Kutipan Sumber:
+++

Larva-larva lebah, mengambang di baskom besar. Bercampur bersama
potongan sayuran, dan sagu yang bulat. Diaduk sebentar meratakan bumbu.
Asap mengepul. Ini kapurung–penganan khas
Luwu, siap dinikmati.
Kapurung dengan lauk utama
telur lebah, tak boleh dibiarkan dingin. Berbeda dengan kapurung ayam,
atau ikan. Kapurung lebah dingin
membuat lemak naik, menutupi permukaan. Langit-langit mulut, bibir
dan lidah akan penuh lemak.
Tak hanya kapurung, telur-telur lebah biasa
juga jadi pepes. Dibungkus dengan daun pisang lalu dipanggang. Bagi sebagian
besar orang Luwu, kapurung dan pepes lebah adalah
santapan yang ditunggu-tunggu. Saat ini, mencari lebah hutan sangat sulit,
harus memasuki hutan, menapak gunung-gunung tinggi, bahkan menjajal tepi
jurang.
Biang kerok
Dulu, saya beberapa kali mengikuti perburuan lebah. Biasa malam
hari. Seorang pawang lebah akan ritual kecil. Memegang batang pohon tempat
lebah bersarang, dan mengusap-usap. Kadang badan dilumuri minyak tanah.
Pawang lebah itu memanjat pohon. Membawa obor besar dari gulungan
daun kelapa kering, kain atau karung goni. Saat mulai dekat sarang,
pawang akan menyalakan obor. Membakar sarang lebah.
Kelompok lain yang menunggu di bawah pohon biasa ikut menyalakan
api, membuat asap pekat agar lebah cepat terbang. Tak butuh waktu lama, dengan
api yang membara dari obor, lebah mudah terpanggang dan menghilang. Atau
sebagian melarikan diri.
Sarang lebah yang berwarna kecoklatan menjadi kehitaman. Pawang
menyanyat rumah lebah dengan parang tajam. Memilah-milah menjadi beberapa
potongan lalu dimasukkan ke ember.

+++

Bahan Sumber:
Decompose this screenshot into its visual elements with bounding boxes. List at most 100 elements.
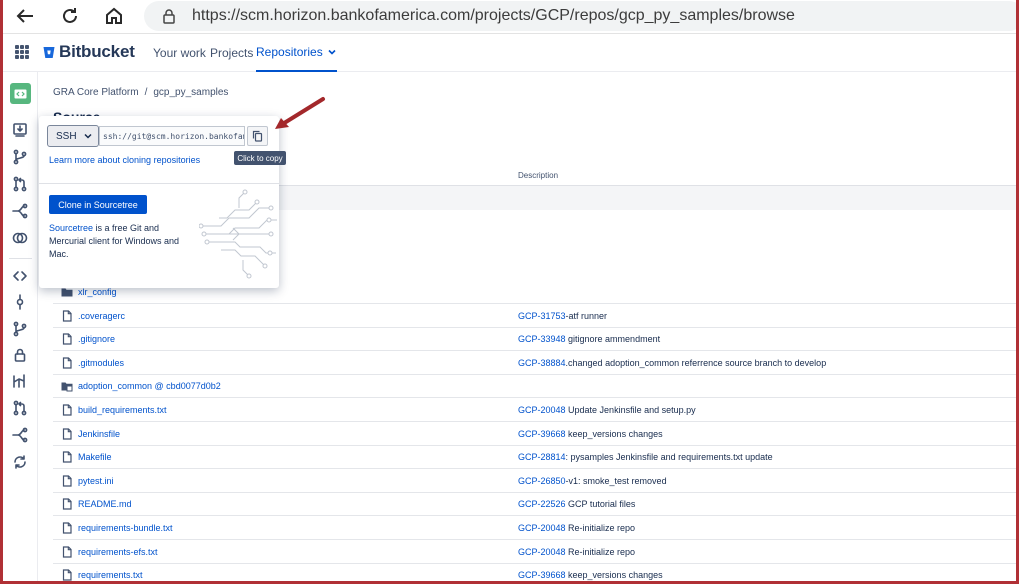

+++

Tugas yang Diberikan 1: Menurut kutipan sumber, telur lebah dibungkus dengan apa sebelum dipanggang menjadi pepes?
Tugas yang Diberikan 2: Berdasarkan kutipan sumber, kenapa kapurung dengan lauk telur lebah tidak boleh dibiarkan dingin?
Tugas yang Diberikan 3: Kembalikan bagian kutipan sumber antara "Biang kerok" dan "dilumuri minyak tanah.", termasuk kedua ujungnya, tanpa mengubah satu kata pun.

Jawaban Soal 1: Daun pisang.

Jawaban Soal 2: Kalau sudah dingin, lemaknya naik dan menutupi permukaan kapurung. Akibatnya langit-langit mulut, bibir, dan lidah jadi penuh lemak.

Jawaban Soal 3:
Biang kerok
Dulu, saya beberapa kali mengikuti perburuan lebah. Biasa malam
hari. Seorang pawang lebah akan ritual kecil. Memegang batang pohon tempat
lebah bersarang, dan mengusap-usap. Kadang badan dilumuri minyak tanah.